- **Task description**: Copy the entries below word for word, from the start through the line containing "menu-item-edit[interactable]: Edit xyxy=(201,231,218,241)".

- **Input**:
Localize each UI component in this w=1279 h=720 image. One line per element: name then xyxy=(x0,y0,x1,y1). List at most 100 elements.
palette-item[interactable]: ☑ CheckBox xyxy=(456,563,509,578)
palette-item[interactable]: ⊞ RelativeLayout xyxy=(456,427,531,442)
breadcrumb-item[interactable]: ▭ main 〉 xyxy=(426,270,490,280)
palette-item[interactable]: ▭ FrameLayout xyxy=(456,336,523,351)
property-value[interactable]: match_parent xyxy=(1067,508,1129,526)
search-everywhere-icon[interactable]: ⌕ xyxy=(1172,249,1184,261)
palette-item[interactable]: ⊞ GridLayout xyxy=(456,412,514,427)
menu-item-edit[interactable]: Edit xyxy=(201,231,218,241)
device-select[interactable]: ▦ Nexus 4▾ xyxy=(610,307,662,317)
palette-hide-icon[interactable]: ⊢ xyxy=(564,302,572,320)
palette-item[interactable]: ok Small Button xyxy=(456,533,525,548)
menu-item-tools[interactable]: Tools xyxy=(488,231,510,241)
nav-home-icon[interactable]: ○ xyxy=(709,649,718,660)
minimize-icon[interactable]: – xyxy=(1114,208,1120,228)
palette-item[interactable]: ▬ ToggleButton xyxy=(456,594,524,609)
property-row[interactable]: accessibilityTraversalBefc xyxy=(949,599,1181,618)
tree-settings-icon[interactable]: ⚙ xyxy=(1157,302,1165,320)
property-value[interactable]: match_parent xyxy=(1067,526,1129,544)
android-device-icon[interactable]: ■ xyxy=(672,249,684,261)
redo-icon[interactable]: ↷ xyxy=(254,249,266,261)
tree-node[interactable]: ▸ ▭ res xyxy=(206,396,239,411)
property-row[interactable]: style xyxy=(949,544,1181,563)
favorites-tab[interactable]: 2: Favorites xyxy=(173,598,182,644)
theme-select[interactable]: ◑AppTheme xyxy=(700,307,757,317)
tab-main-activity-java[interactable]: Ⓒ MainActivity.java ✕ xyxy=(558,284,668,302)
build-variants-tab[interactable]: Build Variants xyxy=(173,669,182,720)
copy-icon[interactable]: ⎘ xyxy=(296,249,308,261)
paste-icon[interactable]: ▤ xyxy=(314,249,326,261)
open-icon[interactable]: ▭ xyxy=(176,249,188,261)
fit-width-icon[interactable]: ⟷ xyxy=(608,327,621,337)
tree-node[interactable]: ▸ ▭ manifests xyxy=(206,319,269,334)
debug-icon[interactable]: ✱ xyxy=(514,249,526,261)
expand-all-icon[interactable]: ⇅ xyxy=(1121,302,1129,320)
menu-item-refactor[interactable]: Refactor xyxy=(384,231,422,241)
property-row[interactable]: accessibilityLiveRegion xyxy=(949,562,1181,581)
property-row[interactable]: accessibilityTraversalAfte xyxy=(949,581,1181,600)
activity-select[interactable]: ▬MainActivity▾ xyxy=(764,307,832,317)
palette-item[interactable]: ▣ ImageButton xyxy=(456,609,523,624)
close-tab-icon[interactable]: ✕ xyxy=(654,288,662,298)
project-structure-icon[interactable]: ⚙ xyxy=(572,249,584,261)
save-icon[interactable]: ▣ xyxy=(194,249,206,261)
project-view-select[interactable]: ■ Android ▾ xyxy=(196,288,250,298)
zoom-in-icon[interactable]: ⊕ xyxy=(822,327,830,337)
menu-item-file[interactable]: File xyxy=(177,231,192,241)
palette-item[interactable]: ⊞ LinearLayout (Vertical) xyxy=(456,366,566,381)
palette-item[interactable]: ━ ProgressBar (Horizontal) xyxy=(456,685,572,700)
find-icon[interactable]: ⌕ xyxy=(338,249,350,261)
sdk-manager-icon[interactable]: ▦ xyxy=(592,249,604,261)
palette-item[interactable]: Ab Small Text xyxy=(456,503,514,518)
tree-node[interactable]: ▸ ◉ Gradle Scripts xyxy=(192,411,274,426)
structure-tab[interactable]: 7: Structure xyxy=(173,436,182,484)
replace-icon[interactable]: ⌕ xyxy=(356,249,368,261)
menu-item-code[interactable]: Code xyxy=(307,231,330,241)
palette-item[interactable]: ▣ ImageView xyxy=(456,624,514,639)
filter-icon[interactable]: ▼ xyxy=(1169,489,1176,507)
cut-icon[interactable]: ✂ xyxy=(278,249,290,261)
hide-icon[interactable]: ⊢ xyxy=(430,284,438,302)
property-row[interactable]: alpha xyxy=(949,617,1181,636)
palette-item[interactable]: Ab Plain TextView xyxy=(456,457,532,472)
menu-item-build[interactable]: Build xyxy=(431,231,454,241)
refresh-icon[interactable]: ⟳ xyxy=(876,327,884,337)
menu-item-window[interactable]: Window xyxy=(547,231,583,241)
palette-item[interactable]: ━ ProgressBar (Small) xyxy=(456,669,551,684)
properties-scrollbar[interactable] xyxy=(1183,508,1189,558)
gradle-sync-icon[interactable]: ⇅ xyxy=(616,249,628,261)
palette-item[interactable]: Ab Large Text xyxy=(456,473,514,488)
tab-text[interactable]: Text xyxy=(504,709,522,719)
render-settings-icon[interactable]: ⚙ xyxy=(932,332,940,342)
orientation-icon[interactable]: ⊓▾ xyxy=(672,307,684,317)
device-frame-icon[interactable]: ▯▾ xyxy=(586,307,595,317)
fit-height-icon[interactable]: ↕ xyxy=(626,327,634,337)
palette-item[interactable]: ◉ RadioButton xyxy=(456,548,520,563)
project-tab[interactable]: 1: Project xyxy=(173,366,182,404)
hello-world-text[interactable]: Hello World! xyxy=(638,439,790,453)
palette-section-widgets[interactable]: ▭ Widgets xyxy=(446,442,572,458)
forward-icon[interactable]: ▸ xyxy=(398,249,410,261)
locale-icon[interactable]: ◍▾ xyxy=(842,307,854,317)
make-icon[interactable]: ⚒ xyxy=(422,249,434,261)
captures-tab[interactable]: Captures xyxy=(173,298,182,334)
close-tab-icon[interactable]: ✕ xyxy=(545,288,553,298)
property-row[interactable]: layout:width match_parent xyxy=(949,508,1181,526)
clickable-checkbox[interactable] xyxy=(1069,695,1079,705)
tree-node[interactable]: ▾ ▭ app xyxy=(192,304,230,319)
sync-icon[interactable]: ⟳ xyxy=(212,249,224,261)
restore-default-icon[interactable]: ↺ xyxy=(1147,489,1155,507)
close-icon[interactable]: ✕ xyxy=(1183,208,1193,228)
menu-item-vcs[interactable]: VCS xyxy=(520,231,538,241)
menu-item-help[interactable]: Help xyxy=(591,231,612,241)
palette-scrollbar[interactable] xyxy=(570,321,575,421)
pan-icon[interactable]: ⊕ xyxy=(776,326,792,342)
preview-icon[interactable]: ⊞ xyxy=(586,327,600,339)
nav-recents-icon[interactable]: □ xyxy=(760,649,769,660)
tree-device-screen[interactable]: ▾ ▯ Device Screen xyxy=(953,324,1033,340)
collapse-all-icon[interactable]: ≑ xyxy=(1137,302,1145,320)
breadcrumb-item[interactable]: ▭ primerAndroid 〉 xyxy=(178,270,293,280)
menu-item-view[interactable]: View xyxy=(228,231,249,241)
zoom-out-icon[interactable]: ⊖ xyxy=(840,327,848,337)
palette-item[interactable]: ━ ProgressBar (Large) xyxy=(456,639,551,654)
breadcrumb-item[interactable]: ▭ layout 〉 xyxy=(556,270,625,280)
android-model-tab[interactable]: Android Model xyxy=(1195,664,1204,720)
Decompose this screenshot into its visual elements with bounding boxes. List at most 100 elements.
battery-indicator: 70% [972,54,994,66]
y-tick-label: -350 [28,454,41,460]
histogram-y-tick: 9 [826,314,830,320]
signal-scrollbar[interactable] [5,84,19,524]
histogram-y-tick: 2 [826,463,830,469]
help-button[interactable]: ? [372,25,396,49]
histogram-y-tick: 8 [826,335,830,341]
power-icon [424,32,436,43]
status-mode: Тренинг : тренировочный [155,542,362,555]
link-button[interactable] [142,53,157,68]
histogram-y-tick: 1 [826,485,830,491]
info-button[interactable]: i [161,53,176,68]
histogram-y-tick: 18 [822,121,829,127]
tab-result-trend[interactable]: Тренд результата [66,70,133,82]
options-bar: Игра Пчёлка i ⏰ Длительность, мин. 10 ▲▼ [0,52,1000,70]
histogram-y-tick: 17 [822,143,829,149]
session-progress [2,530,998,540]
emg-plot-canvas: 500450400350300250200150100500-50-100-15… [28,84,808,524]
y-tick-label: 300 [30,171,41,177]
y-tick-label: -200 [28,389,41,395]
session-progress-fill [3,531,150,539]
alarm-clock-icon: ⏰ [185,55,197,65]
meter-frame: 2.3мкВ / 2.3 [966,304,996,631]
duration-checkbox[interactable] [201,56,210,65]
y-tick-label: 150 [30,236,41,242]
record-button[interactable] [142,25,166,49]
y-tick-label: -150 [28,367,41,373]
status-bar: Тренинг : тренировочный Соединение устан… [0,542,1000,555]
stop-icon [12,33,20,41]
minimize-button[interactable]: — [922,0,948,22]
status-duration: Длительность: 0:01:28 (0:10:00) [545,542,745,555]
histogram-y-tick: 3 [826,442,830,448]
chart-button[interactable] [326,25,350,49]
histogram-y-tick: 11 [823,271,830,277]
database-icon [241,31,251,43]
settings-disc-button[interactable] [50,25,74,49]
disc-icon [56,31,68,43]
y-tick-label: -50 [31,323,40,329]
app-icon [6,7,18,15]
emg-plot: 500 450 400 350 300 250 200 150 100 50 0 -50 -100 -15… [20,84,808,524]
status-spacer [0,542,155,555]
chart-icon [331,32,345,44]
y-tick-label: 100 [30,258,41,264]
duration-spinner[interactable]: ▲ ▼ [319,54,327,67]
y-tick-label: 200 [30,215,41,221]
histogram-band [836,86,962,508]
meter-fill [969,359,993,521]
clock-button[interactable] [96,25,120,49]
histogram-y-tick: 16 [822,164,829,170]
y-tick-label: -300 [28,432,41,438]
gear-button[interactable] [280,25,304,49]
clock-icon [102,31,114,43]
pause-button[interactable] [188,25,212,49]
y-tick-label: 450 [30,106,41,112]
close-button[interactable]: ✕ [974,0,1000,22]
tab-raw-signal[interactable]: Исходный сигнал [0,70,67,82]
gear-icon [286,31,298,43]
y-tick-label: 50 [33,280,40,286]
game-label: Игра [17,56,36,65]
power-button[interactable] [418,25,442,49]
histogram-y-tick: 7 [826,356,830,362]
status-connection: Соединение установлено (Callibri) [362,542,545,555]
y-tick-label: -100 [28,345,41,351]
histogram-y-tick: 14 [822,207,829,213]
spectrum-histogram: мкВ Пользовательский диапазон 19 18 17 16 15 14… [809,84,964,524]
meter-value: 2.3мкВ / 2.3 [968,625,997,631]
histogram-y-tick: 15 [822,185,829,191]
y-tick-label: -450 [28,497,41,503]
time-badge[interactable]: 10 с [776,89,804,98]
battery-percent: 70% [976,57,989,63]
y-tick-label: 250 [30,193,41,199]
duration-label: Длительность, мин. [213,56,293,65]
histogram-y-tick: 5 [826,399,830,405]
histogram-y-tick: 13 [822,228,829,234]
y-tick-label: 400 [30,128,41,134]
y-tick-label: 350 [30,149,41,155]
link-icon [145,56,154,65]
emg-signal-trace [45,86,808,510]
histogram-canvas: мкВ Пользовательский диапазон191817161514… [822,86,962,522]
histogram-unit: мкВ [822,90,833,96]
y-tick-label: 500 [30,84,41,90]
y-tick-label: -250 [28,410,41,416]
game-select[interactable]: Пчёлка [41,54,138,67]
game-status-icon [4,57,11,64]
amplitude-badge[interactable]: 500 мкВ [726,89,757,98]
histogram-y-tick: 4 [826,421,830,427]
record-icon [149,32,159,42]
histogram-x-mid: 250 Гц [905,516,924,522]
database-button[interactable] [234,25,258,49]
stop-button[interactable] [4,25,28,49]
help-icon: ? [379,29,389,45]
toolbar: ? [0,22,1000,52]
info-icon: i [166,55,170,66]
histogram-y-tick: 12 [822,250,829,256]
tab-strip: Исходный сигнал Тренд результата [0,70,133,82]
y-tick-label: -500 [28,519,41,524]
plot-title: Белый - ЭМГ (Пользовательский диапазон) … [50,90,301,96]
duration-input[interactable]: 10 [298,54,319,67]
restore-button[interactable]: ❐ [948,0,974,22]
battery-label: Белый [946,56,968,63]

- **Solution below**:
Localize each UI component in this w=1279 h=720 image. One line per element: name then xyxy=(x0,y0,x1,y1). List at most 100 elements.
palette-item[interactable]: ☑ CheckBox xyxy=(456,563,509,578)
palette-item[interactable]: ⊞ RelativeLayout xyxy=(456,427,531,442)
breadcrumb-item[interactable]: ▭ main 〉 xyxy=(426,270,490,280)
palette-item[interactable]: ▭ FrameLayout xyxy=(456,336,523,351)
property-value[interactable]: match_parent xyxy=(1067,508,1129,526)
search-everywhere-icon[interactable]: ⌕ xyxy=(1172,249,1184,261)
palette-item[interactable]: ⊞ GridLayout xyxy=(456,412,514,427)
menu-item-edit[interactable]: Edit xyxy=(201,231,218,241)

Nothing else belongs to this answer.